=== Stored data ===
· · · · ·
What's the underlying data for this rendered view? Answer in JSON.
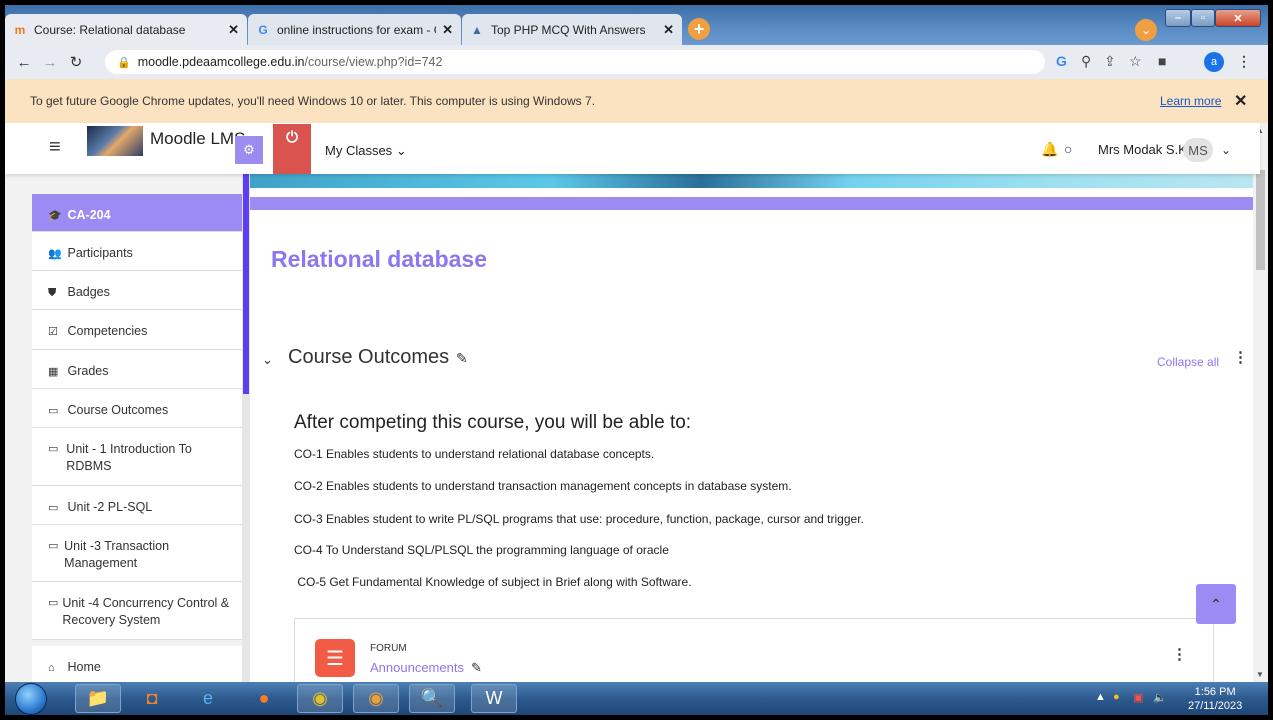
{
  "browser": {
    "tabs": [
      {
        "label": "Course: Relational database",
        "icon": "moodle-icon"
      },
      {
        "label": "online instructions for exam - Go",
        "icon": "google-icon"
      },
      {
        "label": "Top PHP MCQ With Answers",
        "icon": "site-icon"
      }
    ],
    "url_host": "moodle.pdeaamcollege.edu.in",
    "url_path": "/course/view.php?id=742",
    "profile_initial": "a"
  },
  "infobar": {
    "message": "To get future Google Chrome updates, you'll need Windows 10 or later. This computer is using Windows 7.",
    "link": "Learn more"
  },
  "navbar": {
    "site_name": "Moodle LMS.",
    "my_classes": "My Classes",
    "user_name": "Mrs Modak S.K",
    "user_initials": "MS"
  },
  "sidebar": {
    "items": [
      {
        "label": "CA-204",
        "icon": "graduation-cap-icon"
      },
      {
        "label": "Participants",
        "icon": "users-icon"
      },
      {
        "label": "Badges",
        "icon": "shield-icon"
      },
      {
        "label": "Competencies",
        "icon": "checkbox-icon"
      },
      {
        "label": "Grades",
        "icon": "table-icon"
      },
      {
        "label": "Course Outcomes",
        "icon": "folder-icon"
      },
      {
        "label": "Unit - 1 Introduction To RDBMS",
        "icon": "folder-icon"
      },
      {
        "label": "Unit -2 PL-SQL",
        "icon": "folder-icon"
      },
      {
        "label": "Unit -3 Transaction Management",
        "icon": "folder-icon"
      },
      {
        "label": "Unit -4 Concurrency Control & Recovery System",
        "icon": "folder-icon"
      },
      {
        "label": "Home",
        "icon": "home-icon"
      }
    ]
  },
  "course": {
    "title": "Relational database",
    "section_title": "Course Outcomes",
    "collapse_all": "Collapse all",
    "summary_heading": "After competing this course, you will be able to:",
    "outcomes": [
      "CO-1 Enables students to understand relational database concepts.",
      "CO-2 Enables students to understand transaction management concepts in database system.",
      "CO-3 Enables student to write PL/SQL programs that use: procedure, function, package, cursor and trigger.",
      "CO-4 To Understand SQL/PLSQL the programming language of oracle",
      " CO-5 Get Fundamental Knowledge of subject in Brief along with Software."
    ],
    "activity": {
      "type": "FORUM",
      "name": "Announcements"
    }
  },
  "taskbar": {
    "time": "1:56 PM",
    "date": "27/11/2023"
  },
  "colors": {
    "accent": "#9c8bf2",
    "title": "#8b78f0",
    "power": "#d9534f",
    "forum": "#f25b45"
  }
}
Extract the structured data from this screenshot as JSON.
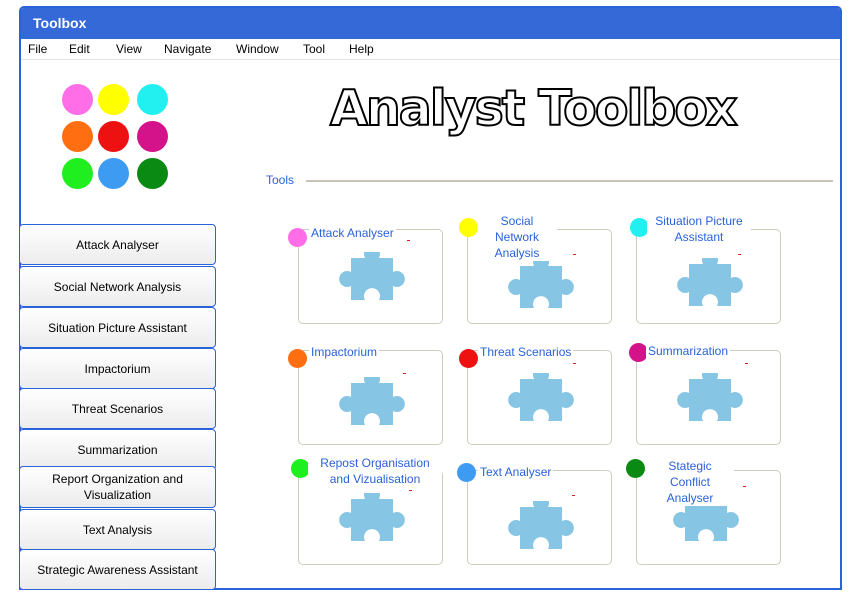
{
  "window": {
    "title": "Toolbox"
  },
  "menu": [
    "File",
    "Edit",
    "View",
    "Navigate",
    "Window",
    "Tool",
    "Help"
  ],
  "colors": {
    "titlebar": "#3569d8",
    "accent": "#2a62d9",
    "palette": [
      "#ff6ee6",
      "#ffff00",
      "#22f0f0",
      "#ff6f11",
      "#ee1111",
      "#d4128a",
      "#1fef1f",
      "#3d9cf2",
      "#0a8a12"
    ],
    "puzzle": "#86c5e4"
  },
  "app_title": "Analyst Toolbox",
  "tools_label": "Tools",
  "sidebar": [
    "Attack Analyser",
    "Social Network Analysis",
    "Situation Picture Assistant",
    "Impactorium",
    "Threat Scenarios",
    "Summarization",
    "Report Organization and Visualization",
    "Text Analysis",
    "Strategic Awareness Assistant"
  ],
  "tools": [
    {
      "label": "Attack Analyser",
      "icon": "puzzle-icon"
    },
    {
      "label": "Social Network Analysis",
      "icon": "puzzle-icon"
    },
    {
      "label": "Situation Picture Assistant",
      "icon": "puzzle-icon"
    },
    {
      "label": "Impactorium",
      "icon": "puzzle-icon"
    },
    {
      "label": "Threat Scenarios",
      "icon": "puzzle-icon"
    },
    {
      "label": "Summarization",
      "icon": "puzzle-icon"
    },
    {
      "label": "Repost Organisation and Vizualisation",
      "icon": "puzzle-icon"
    },
    {
      "label": "Text Analyser",
      "icon": "puzzle-icon"
    },
    {
      "label": "Stategic Conflict Analyser",
      "icon": "puzzle-icon"
    }
  ]
}
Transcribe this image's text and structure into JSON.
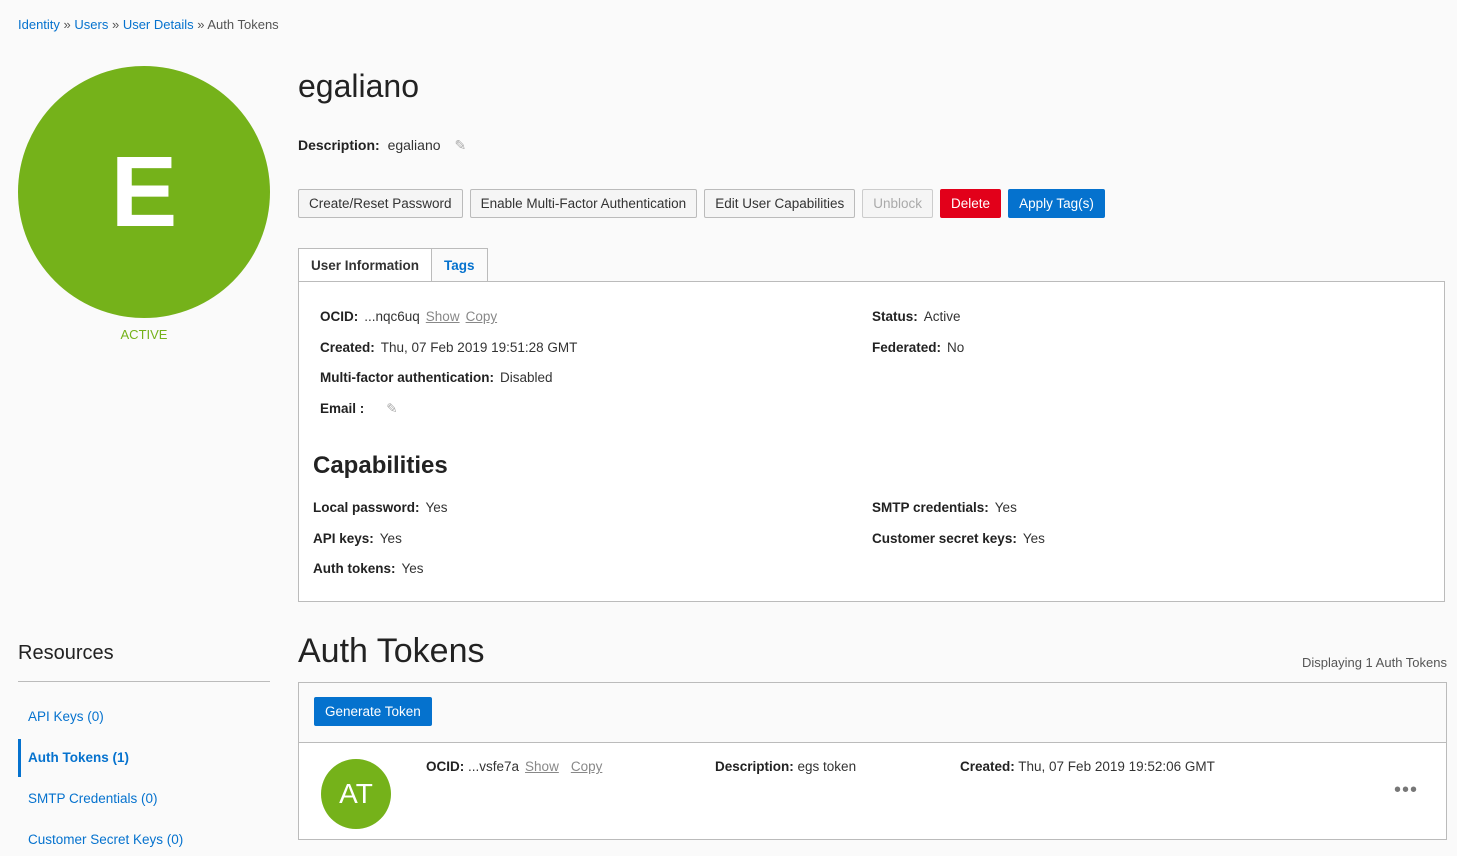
{
  "breadcrumb": [
    "Identity",
    "Users",
    "User Details",
    "Auth Tokens"
  ],
  "user": {
    "initial": "E",
    "status": "ACTIVE",
    "name": "egaliano",
    "description_label": "Description:",
    "description": "egaliano"
  },
  "buttons": {
    "reset": "Create/Reset Password",
    "mfa": "Enable Multi-Factor Authentication",
    "caps": "Edit User Capabilities",
    "unblock": "Unblock",
    "delete": "Delete",
    "tags": "Apply Tag(s)"
  },
  "tabs": [
    "User Information",
    "Tags"
  ],
  "info": {
    "ocid_label": "OCID:",
    "ocid": "...nqc6uq",
    "show": "Show",
    "copy": "Copy",
    "created_label": "Created:",
    "created": "Thu, 07 Feb 2019 19:51:28 GMT",
    "mfa_label": "Multi-factor authentication:",
    "mfa": "Disabled",
    "email_label": "Email :",
    "status_label": "Status:",
    "status": "Active",
    "fed_label": "Federated:",
    "fed": "No"
  },
  "capabilities": {
    "title": "Capabilities",
    "local_label": "Local password:",
    "local": "Yes",
    "api_label": "API keys:",
    "api": "Yes",
    "auth_label": "Auth tokens:",
    "auth": "Yes",
    "smtp_label": "SMTP credentials:",
    "smtp": "Yes",
    "csk_label": "Customer secret keys:",
    "csk": "Yes"
  },
  "resources": {
    "title": "Resources",
    "items": [
      "API Keys (0)",
      "Auth Tokens (1)",
      "SMTP Credentials (0)",
      "Customer Secret Keys (0)"
    ]
  },
  "tokens": {
    "title": "Auth Tokens",
    "displaying": "Displaying 1 Auth Tokens",
    "generate": "Generate Token",
    "item": {
      "initials": "AT",
      "ocid_label": "OCID:",
      "ocid": "...vsfe7a",
      "show": "Show",
      "copy": "Copy",
      "desc_label": "Description:",
      "desc": "egs token",
      "created_label": "Created:",
      "created": "Thu, 07 Feb 2019 19:52:06 GMT",
      "menu": "•••"
    }
  }
}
· · · · ·
=== Directions ===
Output all the records, word for word, with no pictures in the copy.

=== Task output ===
What's the underlying data for this rendered view? Answer in JSON.
{
  "browser": {
    "tabs": [
      {
        "label": "Course: Relational database",
        "icon": "moodle-icon"
      },
      {
        "label": "online instructions for exam - Go",
        "icon": "google-icon"
      },
      {
        "label": "Top PHP MCQ With Answers",
        "icon": "site-icon"
      }
    ],
    "url_host": "moodle.pdeaamcollege.edu.in",
    "url_path": "/course/view.php?id=742",
    "profile_initial": "a"
  },
  "infobar": {
    "message": "To get future Google Chrome updates, you'll need Windows 10 or later. This computer is using Windows 7.",
    "link": "Learn more"
  },
  "navbar": {
    "site_name": "Moodle LMS.",
    "my_classes": "My Classes",
    "user_name": "Mrs Modak S.K",
    "user_initials": "MS"
  },
  "sidebar": {
    "items": [
      {
        "label": "CA-204",
        "icon": "graduation-cap-icon"
      },
      {
        "label": "Participants",
        "icon": "users-icon"
      },
      {
        "label": "Badges",
        "icon": "shield-icon"
      },
      {
        "label": "Competencies",
        "icon": "checkbox-icon"
      },
      {
        "label": "Grades",
        "icon": "table-icon"
      },
      {
        "label": "Course Outcomes",
        "icon": "folder-icon"
      },
      {
        "label": "Unit - 1 Introduction To RDBMS",
        "icon": "folder-icon"
      },
      {
        "label": "Unit -2 PL-SQL",
        "icon": "folder-icon"
      },
      {
        "label": "Unit -3 Transaction Management",
        "icon": "folder-icon"
      },
      {
        "label": "Unit -4 Concurrency Control & Recovery System",
        "icon": "folder-icon"
      },
      {
        "label": "Home",
        "icon": "home-icon"
      }
    ]
  },
  "course": {
    "title": "Relational database",
    "section_title": "Course Outcomes",
    "collapse_all": "Collapse all",
    "summary_heading": "After competing this course, you will be able to:",
    "outcomes": [
      "CO-1 Enables students to understand relational database concepts.",
      "CO-2 Enables students to understand transaction management concepts in database system.",
      "CO-3 Enables student to write PL/SQL programs that use: procedure, function, package, cursor and trigger.",
      "CO-4 To Understand SQL/PLSQL the programming language of oracle",
      " CO-5 Get Fundamental Knowledge of subject in Brief along with Software."
    ],
    "activity": {
      "type": "FORUM",
      "name": "Announcements"
    }
  },
  "taskbar": {
    "time": "1:56 PM",
    "date": "27/11/2023"
  },
  "colors": {
    "accent": "#9c8bf2",
    "title": "#8b78f0",
    "power": "#d9534f",
    "forum": "#f25b45"
  }
}
Extract the structured data from this screenshot as JSON.
{
  "window": {
    "title": "Toolbox"
  },
  "menu": [
    "File",
    "Edit",
    "View",
    "Navigate",
    "Window",
    "Tool",
    "Help"
  ],
  "colors": {
    "titlebar": "#3569d8",
    "accent": "#2a62d9",
    "palette": [
      "#ff6ee6",
      "#ffff00",
      "#22f0f0",
      "#ff6f11",
      "#ee1111",
      "#d4128a",
      "#1fef1f",
      "#3d9cf2",
      "#0a8a12"
    ],
    "puzzle": "#86c5e4"
  },
  "app_title": "Analyst Toolbox",
  "tools_label": "Tools",
  "sidebar": [
    "Attack Analyser",
    "Social Network Analysis",
    "Situation Picture Assistant",
    "Impactorium",
    "Threat Scenarios",
    "Summarization",
    "Report Organization and Visualization",
    "Text Analysis",
    "Strategic Awareness Assistant"
  ],
  "tools": [
    {
      "label": "Attack Analyser",
      "icon": "puzzle-icon"
    },
    {
      "label": "Social Network Analysis",
      "icon": "puzzle-icon"
    },
    {
      "label": "Situation Picture Assistant",
      "icon": "puzzle-icon"
    },
    {
      "label": "Impactorium",
      "icon": "puzzle-icon"
    },
    {
      "label": "Threat Scenarios",
      "icon": "puzzle-icon"
    },
    {
      "label": "Summarization",
      "icon": "puzzle-icon"
    },
    {
      "label": "Repost Organisation and Vizualisation",
      "icon": "puzzle-icon"
    },
    {
      "label": "Text Analyser",
      "icon": "puzzle-icon"
    },
    {
      "label": "Stategic Conflict Analyser",
      "icon": "puzzle-icon"
    }
  ]
}
Transcribe this image's text and structure into JSON.
{
  "breadcrumb": [
    "Identity",
    "Users",
    "User Details",
    "Auth Tokens"
  ],
  "user": {
    "initial": "E",
    "status": "ACTIVE",
    "name": "egaliano",
    "description_label": "Description:",
    "description": "egaliano"
  },
  "buttons": {
    "reset": "Create/Reset Password",
    "mfa": "Enable Multi-Factor Authentication",
    "caps": "Edit User Capabilities",
    "unblock": "Unblock",
    "delete": "Delete",
    "tags": "Apply Tag(s)"
  },
  "tabs": [
    "User Information",
    "Tags"
  ],
  "info": {
    "ocid_label": "OCID:",
    "ocid": "...nqc6uq",
    "show": "Show",
    "copy": "Copy",
    "created_label": "Created:",
    "created": "Thu, 07 Feb 2019 19:51:28 GMT",
    "mfa_label": "Multi-factor authentication:",
    "mfa": "Disabled",
    "email_label": "Email :",
    "status_label": "Status:",
    "status": "Active",
    "fed_label": "Federated:",
    "fed": "No"
  },
  "capabilities": {
    "title": "Capabilities",
    "local_label": "Local password:",
    "local": "Yes",
    "api_label": "API keys:",
    "api": "Yes",
    "auth_label": "Auth tokens:",
    "auth": "Yes",
    "smtp_label": "SMTP credentials:",
    "smtp": "Yes",
    "csk_label": "Customer secret keys:",
    "csk": "Yes"
  },
  "resources": {
    "title": "Resources",
    "items": [
      "API Keys (0)",
      "Auth Tokens (1)",
      "SMTP Credentials (0)",
      "Customer Secret Keys (0)"
    ]
  },
  "tokens": {
    "title": "Auth Tokens",
    "displaying": "Displaying 1 Auth Tokens",
    "generate": "Generate Token",
    "item": {
      "initials": "AT",
      "ocid_label": "OCID:",
      "ocid": "...vsfe7a",
      "show": "Show",
      "copy": "Copy",
      "desc_label": "Description:",
      "desc": "egs token",
      "created_label": "Created:",
      "created": "Thu, 07 Feb 2019 19:52:06 GMT",
      "menu": "•••"
    }
  }
}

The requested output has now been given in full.